**Short task**
Would you write out the entries below, every one of them, exactly?

(Entries taken from a collection)
++++++
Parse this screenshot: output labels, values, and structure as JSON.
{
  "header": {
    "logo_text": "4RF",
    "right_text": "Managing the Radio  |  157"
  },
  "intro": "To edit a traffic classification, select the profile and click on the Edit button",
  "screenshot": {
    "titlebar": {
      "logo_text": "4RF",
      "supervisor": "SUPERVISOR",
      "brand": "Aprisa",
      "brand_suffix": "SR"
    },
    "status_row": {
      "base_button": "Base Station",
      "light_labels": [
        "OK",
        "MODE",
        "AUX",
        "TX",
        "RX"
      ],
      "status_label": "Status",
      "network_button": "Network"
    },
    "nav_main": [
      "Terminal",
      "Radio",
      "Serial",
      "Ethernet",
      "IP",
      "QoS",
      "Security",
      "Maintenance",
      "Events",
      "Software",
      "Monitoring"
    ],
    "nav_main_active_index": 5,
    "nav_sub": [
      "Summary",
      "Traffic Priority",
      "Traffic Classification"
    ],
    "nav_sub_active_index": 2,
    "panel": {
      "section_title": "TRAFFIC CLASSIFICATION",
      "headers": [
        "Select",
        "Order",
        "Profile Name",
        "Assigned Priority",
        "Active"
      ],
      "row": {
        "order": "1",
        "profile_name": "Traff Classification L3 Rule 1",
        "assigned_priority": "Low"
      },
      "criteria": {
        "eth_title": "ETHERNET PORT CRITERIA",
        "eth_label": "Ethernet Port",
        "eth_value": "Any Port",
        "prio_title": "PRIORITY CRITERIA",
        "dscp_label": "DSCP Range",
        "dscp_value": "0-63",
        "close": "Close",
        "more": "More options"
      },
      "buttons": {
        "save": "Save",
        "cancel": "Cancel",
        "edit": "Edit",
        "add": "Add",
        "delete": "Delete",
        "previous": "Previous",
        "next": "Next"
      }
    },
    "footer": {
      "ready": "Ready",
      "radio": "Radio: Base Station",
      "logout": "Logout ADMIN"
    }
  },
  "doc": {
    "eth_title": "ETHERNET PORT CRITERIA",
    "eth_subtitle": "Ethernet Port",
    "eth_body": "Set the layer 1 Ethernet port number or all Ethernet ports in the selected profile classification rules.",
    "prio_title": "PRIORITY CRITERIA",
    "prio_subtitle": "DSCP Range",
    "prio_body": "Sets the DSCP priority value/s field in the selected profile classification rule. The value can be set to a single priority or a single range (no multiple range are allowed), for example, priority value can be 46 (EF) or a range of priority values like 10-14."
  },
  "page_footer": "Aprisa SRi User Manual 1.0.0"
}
++++++
**Correct answer**
Parse this screenshot: output labels, values, and structure as JSON.
{
  "header": {
    "logo_text": "4RF",
    "right_text": "Managing the Radio  |  157"
  },
  "intro": "To edit a traffic classification, select the profile and click on the Edit button",
  "screenshot": {
    "titlebar": {
      "logo_text": "4RF",
      "supervisor": "SUPERVISOR",
      "brand": "Aprisa",
      "brand_suffix": "SR"
    },
    "status_row": {
      "base_button": "Base Station",
      "light_labels": [
        "OK",
        "MODE",
        "AUX",
        "TX",
        "RX"
      ],
      "status_label": "Status",
      "network_button": "Network"
    },
    "nav_main": [
      "Terminal",
      "Radio",
      "Serial",
      "Ethernet",
      "IP",
      "QoS",
      "Security",
      "Maintenance",
      "Events",
      "Software",
      "Monitoring"
    ],
    "nav_main_active_index": 5,
    "nav_sub": [
      "Summary",
      "Traffic Priority",
      "Traffic Classification"
    ],
    "nav_sub_active_index": 2,
    "panel": {
      "section_title": "TRAFFIC CLASSIFICATION",
      "headers": [
        "Select",
        "Order",
        "Profile Name",
        "Assigned Priority",
        "Active"
      ],
      "row": {
        "order": "1",
        "profile_name": "Traff Classification L3 Rule 1",
        "assigned_priority": "Low"
      },
      "criteria": {
        "eth_title": "ETHERNET PORT CRITERIA",
        "eth_label": "Ethernet Port",
        "eth_value": "Any Port",
        "prio_title": "PRIORITY CRITERIA",
        "dscp_label": "DSCP Range",
        "dscp_value": "0-63",
        "close": "Close",
        "more": "More options"
      },
      "buttons": {
        "save": "Save",
        "cancel": "Cancel",
        "edit": "Edit",
        "add": "Add",
        "delete": "Delete",
        "previous": "Previous",
        "next": "Next"
      }
    },
    "footer": {
      "ready": "Ready",
      "radio": "Radio: Base Station",
      "logout": "Logout ADMIN"
    }
  },
  "doc": {
    "eth_title": "ETHERNET PORT CRITERIA",
    "eth_subtitle": "Ethernet Port",
    "eth_body": "Set the layer 1 Ethernet port number or all Ethernet ports in the selected profile classification rules.",
    "prio_title": "PRIORITY CRITERIA",
    "prio_subtitle": "DSCP Range",
    "prio_body": "Sets the DSCP priority value/s field in the selected profile classification rule. The value can be set to a single priority or a single range (no multiple range are allowed), for example, priority value can be 46 (EF) or a range of priority values like 10-14."
  },
  "page_footer": "Aprisa SRi User Manual 1.0.0"
}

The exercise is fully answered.